[Extracted data entries]
==*==

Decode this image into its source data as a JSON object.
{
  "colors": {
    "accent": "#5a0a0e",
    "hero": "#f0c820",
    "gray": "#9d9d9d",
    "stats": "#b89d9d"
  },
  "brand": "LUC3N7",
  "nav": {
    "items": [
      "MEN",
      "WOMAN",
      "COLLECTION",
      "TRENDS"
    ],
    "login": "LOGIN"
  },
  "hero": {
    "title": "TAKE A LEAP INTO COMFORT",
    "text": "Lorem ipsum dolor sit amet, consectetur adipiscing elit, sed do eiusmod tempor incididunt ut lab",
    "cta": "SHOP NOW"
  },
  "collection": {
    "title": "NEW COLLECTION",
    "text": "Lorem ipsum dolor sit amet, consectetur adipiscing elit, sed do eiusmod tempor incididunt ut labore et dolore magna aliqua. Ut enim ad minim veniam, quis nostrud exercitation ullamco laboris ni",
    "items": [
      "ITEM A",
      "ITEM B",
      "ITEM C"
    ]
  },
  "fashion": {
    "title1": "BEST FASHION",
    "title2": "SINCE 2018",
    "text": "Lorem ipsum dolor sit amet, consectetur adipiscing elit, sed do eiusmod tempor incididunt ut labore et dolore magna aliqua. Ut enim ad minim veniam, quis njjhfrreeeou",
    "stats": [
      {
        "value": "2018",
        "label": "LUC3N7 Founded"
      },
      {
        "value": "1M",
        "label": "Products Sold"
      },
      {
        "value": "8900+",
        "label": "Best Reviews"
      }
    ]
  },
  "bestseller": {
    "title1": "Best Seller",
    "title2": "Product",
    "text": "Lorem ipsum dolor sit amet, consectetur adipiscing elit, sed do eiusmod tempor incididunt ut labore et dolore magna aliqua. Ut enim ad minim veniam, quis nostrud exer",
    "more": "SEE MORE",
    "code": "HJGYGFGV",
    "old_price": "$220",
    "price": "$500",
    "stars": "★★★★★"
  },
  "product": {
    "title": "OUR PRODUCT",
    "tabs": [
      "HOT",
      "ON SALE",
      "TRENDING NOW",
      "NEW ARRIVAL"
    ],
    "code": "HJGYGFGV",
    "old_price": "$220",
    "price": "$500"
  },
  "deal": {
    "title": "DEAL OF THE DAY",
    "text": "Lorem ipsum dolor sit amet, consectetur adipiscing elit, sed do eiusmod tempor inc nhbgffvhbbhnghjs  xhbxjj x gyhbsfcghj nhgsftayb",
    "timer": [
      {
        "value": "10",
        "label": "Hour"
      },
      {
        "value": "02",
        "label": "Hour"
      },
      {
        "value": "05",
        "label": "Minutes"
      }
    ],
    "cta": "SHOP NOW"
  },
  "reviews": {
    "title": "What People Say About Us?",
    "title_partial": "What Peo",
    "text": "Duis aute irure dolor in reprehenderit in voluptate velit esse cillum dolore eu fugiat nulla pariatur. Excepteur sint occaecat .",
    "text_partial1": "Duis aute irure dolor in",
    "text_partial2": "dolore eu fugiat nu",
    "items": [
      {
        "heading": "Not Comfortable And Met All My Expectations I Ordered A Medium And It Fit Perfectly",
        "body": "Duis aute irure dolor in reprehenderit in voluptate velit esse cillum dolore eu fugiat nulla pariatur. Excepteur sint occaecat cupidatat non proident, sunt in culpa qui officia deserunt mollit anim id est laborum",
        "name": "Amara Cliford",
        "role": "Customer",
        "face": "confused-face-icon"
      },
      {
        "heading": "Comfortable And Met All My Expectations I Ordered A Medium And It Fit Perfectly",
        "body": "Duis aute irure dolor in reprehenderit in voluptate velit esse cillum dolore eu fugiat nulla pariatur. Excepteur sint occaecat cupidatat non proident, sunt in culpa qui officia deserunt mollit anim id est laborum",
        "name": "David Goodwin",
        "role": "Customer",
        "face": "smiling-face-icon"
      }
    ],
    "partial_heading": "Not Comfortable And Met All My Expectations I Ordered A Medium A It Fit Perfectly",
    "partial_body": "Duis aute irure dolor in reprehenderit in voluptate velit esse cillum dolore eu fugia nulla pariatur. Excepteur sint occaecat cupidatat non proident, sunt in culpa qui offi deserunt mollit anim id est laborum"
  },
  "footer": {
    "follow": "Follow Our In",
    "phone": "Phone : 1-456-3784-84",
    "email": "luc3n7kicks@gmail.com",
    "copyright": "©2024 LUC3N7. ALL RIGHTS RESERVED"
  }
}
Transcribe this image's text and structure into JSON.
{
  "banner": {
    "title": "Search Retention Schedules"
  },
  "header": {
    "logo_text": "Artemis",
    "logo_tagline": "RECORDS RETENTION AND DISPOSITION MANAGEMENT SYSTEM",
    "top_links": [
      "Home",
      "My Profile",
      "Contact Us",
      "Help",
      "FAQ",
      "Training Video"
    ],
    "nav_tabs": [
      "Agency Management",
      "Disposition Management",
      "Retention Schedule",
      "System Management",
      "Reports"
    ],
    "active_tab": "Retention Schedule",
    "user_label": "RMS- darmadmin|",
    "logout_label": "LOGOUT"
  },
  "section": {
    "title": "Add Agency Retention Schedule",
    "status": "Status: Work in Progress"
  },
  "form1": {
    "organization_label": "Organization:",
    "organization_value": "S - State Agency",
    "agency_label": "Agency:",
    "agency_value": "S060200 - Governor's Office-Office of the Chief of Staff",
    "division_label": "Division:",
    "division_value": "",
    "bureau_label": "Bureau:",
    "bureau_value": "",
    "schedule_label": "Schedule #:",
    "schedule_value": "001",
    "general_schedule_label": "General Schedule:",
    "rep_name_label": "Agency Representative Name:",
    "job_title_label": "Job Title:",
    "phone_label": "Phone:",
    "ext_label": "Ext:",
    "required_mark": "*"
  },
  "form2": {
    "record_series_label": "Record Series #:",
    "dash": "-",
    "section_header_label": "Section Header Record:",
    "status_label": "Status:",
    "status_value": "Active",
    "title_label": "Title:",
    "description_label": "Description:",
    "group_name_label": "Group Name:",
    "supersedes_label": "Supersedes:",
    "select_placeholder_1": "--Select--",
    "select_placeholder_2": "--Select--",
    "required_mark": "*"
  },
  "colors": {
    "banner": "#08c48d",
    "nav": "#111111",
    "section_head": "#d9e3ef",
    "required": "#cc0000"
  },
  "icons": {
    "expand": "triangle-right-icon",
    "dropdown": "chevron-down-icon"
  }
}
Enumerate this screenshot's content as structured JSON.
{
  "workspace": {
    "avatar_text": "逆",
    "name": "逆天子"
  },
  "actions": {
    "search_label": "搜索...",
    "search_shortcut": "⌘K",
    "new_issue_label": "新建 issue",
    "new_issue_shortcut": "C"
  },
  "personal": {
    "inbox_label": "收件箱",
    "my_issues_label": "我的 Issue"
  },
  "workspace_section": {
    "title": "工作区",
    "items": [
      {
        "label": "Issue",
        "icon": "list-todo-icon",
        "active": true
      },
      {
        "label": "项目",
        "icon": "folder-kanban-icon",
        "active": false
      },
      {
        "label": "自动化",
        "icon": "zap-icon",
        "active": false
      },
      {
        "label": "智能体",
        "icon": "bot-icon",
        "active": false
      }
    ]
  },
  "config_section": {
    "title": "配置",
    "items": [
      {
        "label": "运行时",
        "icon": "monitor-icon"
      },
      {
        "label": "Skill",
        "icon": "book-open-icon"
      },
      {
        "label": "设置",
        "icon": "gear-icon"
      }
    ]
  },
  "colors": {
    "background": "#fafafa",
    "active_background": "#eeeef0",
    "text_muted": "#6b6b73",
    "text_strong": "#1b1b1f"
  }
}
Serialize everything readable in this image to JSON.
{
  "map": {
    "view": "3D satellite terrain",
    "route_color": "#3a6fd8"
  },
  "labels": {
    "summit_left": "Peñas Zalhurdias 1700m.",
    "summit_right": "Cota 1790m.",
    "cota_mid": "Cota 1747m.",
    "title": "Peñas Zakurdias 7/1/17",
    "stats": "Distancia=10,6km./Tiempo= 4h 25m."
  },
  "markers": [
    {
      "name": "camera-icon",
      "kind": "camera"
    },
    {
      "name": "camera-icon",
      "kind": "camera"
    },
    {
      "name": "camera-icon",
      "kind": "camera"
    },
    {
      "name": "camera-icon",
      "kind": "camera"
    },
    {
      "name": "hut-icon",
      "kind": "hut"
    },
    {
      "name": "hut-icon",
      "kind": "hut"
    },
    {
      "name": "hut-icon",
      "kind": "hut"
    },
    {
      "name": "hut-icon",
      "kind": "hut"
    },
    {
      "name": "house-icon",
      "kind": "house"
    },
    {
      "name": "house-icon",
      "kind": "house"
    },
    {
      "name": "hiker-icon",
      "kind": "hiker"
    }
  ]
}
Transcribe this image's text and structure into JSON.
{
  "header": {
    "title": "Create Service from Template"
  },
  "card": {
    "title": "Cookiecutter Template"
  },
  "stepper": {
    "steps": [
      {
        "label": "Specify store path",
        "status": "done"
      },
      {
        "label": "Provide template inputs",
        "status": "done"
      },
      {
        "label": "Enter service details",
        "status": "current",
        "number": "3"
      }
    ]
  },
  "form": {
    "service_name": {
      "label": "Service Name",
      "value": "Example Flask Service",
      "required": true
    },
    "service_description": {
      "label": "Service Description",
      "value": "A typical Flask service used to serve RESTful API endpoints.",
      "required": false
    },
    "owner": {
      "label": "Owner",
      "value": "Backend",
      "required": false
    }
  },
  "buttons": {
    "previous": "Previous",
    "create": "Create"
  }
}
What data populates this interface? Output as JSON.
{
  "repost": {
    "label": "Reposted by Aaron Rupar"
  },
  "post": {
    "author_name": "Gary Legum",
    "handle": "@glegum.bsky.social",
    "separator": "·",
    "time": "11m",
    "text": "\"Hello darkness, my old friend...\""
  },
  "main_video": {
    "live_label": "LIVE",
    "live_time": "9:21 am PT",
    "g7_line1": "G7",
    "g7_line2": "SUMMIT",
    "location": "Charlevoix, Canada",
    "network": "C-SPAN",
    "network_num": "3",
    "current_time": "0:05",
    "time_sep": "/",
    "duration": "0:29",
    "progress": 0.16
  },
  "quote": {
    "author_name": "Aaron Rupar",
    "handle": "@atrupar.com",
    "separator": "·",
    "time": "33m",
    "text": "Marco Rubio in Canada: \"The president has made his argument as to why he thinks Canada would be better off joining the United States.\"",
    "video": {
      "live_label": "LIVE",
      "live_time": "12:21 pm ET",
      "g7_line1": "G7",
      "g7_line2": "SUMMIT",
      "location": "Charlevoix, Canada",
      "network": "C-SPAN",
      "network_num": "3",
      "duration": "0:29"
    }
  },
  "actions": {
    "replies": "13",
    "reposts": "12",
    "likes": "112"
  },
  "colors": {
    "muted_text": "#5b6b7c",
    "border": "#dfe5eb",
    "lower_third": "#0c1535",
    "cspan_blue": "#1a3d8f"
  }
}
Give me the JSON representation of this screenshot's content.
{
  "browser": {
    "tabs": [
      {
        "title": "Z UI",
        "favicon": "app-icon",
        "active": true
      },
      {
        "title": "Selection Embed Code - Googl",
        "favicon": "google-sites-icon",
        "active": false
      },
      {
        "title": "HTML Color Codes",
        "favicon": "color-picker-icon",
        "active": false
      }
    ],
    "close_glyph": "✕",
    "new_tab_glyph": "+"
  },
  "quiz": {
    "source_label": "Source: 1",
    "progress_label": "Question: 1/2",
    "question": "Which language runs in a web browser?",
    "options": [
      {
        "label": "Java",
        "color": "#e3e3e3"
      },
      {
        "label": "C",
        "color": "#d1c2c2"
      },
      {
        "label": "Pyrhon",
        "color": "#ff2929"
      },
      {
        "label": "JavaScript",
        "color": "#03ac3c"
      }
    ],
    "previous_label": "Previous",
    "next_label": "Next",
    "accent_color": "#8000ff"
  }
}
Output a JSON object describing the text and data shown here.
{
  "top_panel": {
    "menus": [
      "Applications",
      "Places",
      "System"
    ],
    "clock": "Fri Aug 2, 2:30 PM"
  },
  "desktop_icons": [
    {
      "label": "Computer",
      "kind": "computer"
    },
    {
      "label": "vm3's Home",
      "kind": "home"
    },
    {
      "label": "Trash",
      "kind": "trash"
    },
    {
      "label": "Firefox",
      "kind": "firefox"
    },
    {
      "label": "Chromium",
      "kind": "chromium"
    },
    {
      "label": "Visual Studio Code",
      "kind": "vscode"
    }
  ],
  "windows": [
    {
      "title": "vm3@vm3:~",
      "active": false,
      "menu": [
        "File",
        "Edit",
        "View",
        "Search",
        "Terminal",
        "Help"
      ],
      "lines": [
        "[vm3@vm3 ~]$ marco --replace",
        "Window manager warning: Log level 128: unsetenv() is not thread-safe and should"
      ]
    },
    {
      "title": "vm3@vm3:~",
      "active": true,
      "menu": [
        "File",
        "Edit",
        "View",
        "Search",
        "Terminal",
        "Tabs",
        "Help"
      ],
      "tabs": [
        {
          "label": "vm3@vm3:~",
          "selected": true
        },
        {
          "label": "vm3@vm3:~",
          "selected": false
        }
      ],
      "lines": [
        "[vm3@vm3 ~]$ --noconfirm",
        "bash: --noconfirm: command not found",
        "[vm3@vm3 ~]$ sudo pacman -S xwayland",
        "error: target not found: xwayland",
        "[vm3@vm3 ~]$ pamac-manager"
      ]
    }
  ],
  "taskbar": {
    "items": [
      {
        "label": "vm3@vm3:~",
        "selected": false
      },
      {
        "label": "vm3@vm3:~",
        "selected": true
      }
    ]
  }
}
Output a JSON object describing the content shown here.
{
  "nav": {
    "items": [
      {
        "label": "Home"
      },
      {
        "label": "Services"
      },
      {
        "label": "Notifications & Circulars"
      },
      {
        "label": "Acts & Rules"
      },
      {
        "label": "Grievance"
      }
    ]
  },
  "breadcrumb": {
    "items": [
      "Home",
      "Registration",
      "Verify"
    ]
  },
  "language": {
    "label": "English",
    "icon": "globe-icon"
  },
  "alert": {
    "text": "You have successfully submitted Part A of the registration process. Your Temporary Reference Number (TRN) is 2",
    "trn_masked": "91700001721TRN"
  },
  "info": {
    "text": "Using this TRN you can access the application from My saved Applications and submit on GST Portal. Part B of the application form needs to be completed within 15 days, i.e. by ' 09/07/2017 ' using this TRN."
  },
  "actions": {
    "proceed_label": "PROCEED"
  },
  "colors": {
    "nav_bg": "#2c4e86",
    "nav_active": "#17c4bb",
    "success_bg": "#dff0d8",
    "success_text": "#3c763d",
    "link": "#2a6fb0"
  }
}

==*==

- Stated problem -
Copy out every line of the material above that mentions the word "shown".

- Result below -
Output a JSON object describing the text and data shown here.
Output a JSON object describing the content shown here.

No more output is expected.